What needs to be done :: Take the entries below and reproduce them word for word.

<<<<

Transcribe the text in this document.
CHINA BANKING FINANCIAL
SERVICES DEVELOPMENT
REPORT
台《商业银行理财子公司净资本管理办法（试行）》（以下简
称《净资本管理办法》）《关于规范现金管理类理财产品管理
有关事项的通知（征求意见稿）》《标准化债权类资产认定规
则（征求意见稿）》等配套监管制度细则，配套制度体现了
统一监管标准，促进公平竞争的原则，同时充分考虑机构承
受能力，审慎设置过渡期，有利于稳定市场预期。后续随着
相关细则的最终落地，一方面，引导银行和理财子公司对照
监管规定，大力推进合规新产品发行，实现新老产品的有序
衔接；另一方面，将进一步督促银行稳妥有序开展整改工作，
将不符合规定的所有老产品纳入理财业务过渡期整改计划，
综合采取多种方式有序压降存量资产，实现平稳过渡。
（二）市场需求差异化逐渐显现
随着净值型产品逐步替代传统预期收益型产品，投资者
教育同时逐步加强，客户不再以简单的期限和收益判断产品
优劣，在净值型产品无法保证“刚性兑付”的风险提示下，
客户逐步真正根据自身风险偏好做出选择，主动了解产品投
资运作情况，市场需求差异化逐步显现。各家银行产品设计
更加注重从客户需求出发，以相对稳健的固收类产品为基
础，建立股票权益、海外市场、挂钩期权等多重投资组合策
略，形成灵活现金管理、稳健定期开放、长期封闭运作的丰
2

>>>>

The completed task ::
Transcribe the text in this document.
CHINA BANKING FINANCIAL
SERVICES DEVELOPMENT
REPORT
台《商业银行理财子公司净资本管理办法（试行）》（以下简
称《净资本管理办法》）《关于规范现金管理类理财产品管理
有关事项的通知（征求意见稿）》《标准化债权类资产认定规
则（征求意见稿）》等配套监管制度细则，配套制度体现了
统一监管标准，促进公平竞争的原则，同时充分考虑机构承
受能力，审慎设置过渡期，有利于稳定市场预期。后续随着
相关细则的最终落地，一方面，引导银行和理财子公司对照
监管规定，大力推进合规新产品发行，实现新老产品的有序
衔接；另一方面，将进一步督促银行稳妥有序开展整改工作，
将不符合规定的所有老产品纳入理财业务过渡期整改计划，
综合采取多种方式有序压降存量资产，实现平稳过渡。
（二）市场需求差异化逐渐显现
随着净值型产品逐步替代传统预期收益型产品，投资者
教育同时逐步加强，客户不再以简单的期限和收益判断产品
优劣，在净值型产品无法保证“刚性兑付”的风险提示下，
客户逐步真正根据自身风险偏好做出选择，主动了解产品投
资运作情况，市场需求差异化逐步显现。各家银行产品设计
更加注重从客户需求出发，以相对稳健的固收类产品为基
础，建立股票权益、海外市场、挂钩期权等多重投资组合策
略，形成灵活现金管理、稳健定期开放、长期封闭运作的丰
2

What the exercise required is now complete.